■ WHAT IS ASKED ■
Determine how many lines in the data below contain "general" and write only that number.

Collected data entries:
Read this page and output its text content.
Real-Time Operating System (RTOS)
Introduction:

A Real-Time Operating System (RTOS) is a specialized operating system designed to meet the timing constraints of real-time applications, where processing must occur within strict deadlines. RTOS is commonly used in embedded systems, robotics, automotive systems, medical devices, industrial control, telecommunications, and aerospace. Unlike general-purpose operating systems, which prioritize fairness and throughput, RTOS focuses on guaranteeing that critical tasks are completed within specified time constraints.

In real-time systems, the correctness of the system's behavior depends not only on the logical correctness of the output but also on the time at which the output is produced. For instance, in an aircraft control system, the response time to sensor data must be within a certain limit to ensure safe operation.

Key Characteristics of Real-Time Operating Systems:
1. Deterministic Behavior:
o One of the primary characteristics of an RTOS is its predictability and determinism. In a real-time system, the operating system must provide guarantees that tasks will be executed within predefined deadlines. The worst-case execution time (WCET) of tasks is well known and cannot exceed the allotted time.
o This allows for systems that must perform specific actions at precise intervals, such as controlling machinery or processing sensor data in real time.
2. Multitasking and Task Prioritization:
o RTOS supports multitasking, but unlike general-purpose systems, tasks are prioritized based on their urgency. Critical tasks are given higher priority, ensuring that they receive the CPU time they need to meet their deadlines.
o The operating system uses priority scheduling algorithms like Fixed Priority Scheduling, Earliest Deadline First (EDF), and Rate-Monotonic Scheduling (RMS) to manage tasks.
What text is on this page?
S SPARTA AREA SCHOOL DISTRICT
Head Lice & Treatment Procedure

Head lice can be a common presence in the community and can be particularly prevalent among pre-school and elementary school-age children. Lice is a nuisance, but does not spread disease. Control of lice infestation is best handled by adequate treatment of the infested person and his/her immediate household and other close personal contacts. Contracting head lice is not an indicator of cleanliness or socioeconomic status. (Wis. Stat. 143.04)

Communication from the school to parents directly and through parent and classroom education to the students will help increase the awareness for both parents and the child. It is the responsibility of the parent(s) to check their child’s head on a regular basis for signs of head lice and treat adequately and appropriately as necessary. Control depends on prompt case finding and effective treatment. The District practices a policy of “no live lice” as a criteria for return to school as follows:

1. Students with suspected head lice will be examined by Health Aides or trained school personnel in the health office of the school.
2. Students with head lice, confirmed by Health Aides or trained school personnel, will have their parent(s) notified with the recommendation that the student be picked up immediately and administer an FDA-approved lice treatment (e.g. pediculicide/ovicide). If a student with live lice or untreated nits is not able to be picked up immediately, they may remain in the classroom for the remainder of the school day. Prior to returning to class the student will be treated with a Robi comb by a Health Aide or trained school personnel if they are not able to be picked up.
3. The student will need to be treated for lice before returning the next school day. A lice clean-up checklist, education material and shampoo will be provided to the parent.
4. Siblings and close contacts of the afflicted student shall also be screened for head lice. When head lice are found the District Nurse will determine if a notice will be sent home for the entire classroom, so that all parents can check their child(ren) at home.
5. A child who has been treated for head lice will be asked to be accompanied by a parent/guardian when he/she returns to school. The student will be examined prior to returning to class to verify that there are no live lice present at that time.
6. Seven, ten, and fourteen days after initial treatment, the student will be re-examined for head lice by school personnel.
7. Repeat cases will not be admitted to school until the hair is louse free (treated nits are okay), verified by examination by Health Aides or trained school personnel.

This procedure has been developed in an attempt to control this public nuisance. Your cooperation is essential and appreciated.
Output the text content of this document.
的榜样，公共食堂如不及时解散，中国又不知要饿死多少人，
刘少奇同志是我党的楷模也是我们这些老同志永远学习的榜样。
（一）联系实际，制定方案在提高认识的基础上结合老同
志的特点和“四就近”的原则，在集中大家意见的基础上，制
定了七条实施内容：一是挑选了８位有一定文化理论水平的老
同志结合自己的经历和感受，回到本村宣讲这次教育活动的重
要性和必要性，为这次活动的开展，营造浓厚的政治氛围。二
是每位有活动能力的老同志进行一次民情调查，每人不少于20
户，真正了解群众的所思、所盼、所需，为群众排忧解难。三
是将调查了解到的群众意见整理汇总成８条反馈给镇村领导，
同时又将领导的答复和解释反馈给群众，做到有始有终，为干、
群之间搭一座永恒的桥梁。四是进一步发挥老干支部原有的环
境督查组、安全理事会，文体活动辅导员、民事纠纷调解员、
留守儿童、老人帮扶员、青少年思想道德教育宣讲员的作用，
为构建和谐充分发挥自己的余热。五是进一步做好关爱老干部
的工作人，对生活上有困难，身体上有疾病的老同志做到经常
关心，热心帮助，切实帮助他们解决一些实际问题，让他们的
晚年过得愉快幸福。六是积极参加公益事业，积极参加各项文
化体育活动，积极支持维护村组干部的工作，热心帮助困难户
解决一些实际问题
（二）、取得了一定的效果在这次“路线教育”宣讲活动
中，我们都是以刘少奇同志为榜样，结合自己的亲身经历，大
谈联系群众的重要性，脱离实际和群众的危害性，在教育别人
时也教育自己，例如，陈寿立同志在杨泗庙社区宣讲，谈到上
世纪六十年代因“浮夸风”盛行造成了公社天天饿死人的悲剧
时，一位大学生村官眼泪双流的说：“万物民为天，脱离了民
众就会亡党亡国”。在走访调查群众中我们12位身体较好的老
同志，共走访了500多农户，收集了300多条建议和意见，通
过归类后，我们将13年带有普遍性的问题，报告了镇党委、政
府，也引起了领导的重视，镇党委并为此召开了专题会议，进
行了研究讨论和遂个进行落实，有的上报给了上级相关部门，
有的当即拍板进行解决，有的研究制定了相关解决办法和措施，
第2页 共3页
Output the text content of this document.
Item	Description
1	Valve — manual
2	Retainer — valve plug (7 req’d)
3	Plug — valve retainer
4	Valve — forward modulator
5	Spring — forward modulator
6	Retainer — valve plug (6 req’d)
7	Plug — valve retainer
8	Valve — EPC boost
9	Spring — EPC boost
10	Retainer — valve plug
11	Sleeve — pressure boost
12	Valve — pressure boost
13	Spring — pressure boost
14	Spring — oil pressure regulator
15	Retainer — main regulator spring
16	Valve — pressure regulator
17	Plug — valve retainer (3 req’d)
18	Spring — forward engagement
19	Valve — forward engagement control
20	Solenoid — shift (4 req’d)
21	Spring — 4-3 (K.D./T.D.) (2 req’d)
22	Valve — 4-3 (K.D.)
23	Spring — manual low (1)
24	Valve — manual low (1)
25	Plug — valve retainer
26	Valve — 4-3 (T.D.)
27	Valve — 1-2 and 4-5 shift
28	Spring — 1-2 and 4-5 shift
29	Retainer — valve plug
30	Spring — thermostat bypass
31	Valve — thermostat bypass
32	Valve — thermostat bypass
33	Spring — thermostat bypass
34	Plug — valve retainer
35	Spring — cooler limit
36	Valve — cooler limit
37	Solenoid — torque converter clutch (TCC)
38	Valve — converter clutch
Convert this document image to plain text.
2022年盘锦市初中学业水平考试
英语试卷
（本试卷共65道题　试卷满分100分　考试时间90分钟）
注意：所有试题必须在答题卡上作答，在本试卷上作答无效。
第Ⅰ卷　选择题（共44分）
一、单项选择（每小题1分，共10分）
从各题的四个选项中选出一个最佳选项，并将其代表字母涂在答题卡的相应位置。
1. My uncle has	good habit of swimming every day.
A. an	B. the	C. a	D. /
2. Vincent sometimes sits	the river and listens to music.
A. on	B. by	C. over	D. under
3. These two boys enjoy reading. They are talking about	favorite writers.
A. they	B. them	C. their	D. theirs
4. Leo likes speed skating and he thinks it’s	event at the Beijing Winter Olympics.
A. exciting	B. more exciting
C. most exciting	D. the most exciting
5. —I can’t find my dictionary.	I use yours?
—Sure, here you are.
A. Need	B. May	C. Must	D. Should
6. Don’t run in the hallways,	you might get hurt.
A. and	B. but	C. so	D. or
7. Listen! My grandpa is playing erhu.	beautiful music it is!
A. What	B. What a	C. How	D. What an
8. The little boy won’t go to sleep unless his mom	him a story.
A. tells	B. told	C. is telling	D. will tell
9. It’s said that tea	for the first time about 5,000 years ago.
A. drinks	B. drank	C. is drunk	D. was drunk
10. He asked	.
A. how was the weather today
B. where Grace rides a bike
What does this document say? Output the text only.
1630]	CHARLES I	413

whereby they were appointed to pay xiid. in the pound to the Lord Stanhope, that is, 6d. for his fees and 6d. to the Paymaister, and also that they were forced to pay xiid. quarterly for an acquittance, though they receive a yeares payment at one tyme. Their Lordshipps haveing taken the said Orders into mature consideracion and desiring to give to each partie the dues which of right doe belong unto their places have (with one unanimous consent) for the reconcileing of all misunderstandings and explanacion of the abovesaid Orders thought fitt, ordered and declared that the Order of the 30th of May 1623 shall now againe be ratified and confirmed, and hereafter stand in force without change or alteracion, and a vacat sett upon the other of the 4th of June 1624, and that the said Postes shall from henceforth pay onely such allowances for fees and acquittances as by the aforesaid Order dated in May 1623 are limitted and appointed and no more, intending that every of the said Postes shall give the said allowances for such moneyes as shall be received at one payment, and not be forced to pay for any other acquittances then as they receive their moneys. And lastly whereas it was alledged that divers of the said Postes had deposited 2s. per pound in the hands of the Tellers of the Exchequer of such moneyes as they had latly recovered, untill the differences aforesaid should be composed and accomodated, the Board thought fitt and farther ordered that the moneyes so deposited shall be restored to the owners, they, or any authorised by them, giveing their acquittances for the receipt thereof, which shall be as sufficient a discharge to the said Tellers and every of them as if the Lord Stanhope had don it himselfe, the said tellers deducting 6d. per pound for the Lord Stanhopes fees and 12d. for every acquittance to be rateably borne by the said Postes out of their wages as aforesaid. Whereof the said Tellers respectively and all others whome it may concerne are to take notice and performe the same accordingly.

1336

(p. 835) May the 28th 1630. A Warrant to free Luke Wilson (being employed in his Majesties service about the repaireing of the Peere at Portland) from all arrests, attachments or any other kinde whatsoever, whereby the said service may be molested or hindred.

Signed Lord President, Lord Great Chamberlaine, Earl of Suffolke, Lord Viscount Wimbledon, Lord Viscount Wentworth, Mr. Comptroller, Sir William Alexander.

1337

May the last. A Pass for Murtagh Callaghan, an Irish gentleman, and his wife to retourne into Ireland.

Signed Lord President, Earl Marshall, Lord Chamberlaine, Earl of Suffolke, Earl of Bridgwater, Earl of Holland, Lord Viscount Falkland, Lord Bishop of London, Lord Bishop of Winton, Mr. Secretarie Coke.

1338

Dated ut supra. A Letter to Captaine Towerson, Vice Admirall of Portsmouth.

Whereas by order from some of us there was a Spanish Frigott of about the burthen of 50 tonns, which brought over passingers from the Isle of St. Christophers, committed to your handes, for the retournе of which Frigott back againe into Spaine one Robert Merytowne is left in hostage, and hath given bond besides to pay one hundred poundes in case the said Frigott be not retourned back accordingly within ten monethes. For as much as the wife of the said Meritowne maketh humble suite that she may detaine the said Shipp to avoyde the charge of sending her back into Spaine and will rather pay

■ OUTPUT OF THE EXERCISE ■
2